▸ **THE PROBLEM**
Copy these lines word for word, starting with the first line of the records and ending with the line that contains "244, 818, 394]".

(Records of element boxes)

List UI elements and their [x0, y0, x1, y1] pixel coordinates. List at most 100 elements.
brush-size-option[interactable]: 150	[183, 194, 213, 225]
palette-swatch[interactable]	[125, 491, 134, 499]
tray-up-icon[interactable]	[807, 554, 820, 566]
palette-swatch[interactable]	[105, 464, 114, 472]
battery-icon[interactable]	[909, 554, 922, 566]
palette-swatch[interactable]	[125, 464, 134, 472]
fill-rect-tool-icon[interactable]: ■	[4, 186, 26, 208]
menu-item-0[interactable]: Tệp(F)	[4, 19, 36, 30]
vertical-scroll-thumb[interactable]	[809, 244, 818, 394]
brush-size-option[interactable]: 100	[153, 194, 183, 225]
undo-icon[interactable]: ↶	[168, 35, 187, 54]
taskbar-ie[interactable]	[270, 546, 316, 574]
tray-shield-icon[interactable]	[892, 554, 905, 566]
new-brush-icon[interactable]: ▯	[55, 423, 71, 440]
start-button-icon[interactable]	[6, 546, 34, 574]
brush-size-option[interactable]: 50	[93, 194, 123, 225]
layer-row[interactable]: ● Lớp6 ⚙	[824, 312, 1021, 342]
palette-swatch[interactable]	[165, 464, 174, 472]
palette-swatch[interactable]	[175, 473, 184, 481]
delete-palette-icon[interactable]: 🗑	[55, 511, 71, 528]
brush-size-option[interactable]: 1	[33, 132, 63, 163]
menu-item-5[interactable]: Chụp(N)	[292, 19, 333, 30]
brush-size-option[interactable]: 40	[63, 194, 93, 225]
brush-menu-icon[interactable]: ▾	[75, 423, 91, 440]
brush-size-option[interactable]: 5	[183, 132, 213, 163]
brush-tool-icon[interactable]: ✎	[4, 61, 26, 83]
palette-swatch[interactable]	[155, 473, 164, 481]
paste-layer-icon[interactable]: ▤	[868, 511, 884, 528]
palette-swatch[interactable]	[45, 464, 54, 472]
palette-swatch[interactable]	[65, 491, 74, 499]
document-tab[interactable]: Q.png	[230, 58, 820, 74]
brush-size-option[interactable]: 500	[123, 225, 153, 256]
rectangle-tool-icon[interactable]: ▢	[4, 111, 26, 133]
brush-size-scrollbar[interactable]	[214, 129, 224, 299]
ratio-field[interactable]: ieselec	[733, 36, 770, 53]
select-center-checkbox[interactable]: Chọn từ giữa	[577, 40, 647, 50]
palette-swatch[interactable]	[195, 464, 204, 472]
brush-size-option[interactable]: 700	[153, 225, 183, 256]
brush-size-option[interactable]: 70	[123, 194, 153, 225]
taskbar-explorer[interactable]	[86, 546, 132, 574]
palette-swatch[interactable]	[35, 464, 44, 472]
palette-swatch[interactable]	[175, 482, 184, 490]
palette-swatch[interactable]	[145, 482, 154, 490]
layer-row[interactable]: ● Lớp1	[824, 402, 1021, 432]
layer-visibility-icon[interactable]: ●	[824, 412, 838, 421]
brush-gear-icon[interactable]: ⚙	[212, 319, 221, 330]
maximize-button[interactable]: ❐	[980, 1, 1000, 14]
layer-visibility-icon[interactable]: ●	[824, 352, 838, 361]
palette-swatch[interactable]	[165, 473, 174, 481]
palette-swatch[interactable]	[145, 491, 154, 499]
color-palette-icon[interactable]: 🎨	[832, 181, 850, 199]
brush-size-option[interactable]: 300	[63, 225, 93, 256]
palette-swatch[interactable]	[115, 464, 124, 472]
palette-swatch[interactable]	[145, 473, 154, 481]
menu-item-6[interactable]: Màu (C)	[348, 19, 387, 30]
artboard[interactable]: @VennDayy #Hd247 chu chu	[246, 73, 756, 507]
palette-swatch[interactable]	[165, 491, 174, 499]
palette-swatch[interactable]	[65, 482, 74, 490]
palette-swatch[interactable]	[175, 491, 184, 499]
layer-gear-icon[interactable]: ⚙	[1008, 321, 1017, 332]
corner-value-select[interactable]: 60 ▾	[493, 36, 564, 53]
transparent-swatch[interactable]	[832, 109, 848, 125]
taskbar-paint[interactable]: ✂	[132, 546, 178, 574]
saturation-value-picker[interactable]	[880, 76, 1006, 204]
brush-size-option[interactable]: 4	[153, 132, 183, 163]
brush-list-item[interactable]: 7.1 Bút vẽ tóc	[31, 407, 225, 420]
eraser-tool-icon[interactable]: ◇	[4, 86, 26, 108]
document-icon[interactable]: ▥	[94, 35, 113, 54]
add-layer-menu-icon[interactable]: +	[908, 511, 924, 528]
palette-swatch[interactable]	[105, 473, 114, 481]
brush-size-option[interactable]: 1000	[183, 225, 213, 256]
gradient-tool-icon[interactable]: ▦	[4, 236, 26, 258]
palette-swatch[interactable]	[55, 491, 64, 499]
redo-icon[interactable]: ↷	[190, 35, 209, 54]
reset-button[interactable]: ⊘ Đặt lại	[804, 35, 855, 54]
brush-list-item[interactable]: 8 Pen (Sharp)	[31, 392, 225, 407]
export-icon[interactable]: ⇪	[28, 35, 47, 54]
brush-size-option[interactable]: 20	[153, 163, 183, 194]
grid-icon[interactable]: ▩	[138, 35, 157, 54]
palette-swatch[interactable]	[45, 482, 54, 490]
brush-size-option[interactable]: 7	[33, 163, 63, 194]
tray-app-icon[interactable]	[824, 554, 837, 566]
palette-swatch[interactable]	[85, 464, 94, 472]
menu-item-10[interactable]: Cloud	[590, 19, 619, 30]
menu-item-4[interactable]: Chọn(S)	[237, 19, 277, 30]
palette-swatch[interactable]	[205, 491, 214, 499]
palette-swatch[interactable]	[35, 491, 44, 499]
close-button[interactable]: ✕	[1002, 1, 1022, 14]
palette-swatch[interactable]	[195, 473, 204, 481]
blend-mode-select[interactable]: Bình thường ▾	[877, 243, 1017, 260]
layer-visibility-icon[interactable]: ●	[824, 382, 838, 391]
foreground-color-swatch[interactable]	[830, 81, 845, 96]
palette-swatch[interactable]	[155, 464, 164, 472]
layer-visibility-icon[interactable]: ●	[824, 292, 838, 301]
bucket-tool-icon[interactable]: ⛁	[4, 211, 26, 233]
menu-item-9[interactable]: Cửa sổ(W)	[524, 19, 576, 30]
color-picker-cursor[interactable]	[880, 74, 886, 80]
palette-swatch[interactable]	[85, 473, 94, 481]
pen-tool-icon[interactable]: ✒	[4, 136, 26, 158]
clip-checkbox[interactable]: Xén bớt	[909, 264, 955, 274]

▸ **EXPECTED ANSWER**
List UI elements and their [x0, y0, x1, y1] pixel coordinates. List at most 100 elements.
brush-size-option[interactable]: 150	[183, 194, 213, 225]
palette-swatch[interactable]	[125, 491, 134, 499]
tray-up-icon[interactable]	[807, 554, 820, 566]
palette-swatch[interactable]	[105, 464, 114, 472]
battery-icon[interactable]	[909, 554, 922, 566]
palette-swatch[interactable]	[125, 464, 134, 472]
fill-rect-tool-icon[interactable]: ■	[4, 186, 26, 208]
menu-item-0[interactable]: Tệp(F)	[4, 19, 36, 30]
vertical-scroll-thumb[interactable]	[809, 244, 818, 394]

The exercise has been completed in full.